MATERIAL FOR THE TASK.
--

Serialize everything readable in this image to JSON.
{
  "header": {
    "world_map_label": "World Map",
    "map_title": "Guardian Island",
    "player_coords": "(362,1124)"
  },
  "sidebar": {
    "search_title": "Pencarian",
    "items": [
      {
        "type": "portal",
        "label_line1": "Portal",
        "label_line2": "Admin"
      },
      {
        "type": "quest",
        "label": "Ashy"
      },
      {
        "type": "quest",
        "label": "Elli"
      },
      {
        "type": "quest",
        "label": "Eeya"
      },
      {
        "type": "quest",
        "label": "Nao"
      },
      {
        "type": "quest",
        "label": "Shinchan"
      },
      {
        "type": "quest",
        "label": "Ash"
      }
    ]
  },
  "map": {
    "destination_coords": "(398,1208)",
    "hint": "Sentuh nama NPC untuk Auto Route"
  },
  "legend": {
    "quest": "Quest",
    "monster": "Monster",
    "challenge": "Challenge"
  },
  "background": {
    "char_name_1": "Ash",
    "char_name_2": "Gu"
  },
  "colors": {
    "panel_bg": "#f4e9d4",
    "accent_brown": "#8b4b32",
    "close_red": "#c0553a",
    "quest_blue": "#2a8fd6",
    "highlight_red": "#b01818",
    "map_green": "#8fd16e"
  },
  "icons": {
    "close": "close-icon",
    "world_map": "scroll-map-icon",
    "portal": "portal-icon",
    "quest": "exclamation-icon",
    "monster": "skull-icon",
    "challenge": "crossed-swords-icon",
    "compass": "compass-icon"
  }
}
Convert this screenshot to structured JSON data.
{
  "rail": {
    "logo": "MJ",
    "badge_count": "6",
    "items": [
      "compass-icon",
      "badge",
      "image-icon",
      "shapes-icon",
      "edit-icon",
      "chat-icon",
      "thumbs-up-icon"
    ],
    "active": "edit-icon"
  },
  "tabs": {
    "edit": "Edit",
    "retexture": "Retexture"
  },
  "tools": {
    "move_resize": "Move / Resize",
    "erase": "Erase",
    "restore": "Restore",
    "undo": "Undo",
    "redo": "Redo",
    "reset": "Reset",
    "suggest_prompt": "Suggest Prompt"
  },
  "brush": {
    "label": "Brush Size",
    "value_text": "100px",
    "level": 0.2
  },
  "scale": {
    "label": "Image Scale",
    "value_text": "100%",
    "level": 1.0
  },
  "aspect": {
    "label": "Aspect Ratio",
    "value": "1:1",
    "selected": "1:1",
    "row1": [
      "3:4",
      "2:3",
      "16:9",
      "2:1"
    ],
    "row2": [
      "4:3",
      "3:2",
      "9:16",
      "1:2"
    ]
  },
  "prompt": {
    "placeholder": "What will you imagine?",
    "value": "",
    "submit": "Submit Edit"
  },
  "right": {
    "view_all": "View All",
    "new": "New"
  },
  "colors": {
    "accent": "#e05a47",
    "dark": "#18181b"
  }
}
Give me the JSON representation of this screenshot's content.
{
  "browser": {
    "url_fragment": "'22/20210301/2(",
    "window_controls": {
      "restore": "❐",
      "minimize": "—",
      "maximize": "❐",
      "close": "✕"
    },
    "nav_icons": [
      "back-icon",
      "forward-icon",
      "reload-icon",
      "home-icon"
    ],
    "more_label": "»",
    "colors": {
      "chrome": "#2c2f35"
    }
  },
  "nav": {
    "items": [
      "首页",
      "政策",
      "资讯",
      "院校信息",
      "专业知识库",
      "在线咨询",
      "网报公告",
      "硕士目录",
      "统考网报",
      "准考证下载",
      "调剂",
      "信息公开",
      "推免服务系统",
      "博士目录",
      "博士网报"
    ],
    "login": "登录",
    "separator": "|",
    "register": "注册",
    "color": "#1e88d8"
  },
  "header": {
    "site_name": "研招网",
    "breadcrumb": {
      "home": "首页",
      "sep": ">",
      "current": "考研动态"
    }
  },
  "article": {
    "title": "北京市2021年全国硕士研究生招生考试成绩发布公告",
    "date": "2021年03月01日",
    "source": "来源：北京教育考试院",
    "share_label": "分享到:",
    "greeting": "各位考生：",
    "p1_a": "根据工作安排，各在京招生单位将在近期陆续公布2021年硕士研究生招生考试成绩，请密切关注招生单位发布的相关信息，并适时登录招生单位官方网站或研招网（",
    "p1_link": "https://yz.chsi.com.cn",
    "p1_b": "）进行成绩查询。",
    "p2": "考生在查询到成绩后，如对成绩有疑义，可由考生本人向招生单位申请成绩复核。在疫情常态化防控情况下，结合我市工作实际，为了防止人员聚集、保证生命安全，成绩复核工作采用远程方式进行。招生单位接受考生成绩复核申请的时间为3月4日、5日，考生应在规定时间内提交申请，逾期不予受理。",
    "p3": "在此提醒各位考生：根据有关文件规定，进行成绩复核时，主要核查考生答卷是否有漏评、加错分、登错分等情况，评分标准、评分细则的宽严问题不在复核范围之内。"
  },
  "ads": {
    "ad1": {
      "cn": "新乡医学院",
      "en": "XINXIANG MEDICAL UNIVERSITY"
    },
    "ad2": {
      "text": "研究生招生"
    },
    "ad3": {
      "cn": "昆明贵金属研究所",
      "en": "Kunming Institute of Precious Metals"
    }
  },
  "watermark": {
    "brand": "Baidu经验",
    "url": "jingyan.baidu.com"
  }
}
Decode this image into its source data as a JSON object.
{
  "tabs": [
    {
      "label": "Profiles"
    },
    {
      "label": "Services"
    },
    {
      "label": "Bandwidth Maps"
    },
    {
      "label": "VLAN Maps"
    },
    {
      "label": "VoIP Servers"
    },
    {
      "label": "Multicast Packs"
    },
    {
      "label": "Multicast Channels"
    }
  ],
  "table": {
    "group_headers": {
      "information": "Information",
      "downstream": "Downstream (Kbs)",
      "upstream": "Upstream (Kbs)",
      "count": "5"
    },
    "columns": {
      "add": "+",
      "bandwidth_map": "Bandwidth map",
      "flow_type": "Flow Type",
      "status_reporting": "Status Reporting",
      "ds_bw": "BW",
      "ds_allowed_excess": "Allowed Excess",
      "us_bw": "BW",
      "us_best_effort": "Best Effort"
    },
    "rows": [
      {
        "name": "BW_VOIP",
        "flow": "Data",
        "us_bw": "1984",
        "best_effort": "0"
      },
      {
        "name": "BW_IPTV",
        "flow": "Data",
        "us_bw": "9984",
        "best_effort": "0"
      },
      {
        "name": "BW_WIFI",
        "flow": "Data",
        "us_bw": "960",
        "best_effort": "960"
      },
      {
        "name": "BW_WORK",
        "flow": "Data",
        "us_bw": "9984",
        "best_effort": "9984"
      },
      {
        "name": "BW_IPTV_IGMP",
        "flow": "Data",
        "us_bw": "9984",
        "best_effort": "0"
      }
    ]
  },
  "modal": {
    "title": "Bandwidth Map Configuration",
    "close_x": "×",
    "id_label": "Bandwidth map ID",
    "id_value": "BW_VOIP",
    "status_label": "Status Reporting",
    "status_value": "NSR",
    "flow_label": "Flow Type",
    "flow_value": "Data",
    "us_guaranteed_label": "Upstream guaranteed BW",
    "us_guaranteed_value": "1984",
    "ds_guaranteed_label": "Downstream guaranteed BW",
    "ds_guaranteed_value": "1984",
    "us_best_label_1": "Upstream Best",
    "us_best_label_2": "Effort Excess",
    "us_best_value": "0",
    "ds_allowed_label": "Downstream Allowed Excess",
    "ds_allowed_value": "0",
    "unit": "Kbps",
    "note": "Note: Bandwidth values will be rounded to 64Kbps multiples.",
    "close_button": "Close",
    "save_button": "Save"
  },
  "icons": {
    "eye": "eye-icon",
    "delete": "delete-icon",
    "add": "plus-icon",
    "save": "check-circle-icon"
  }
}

--

Pull every line containing the word "monster" out of the entries above.

    "monster": "Monster",
    "monster": "skull-icon",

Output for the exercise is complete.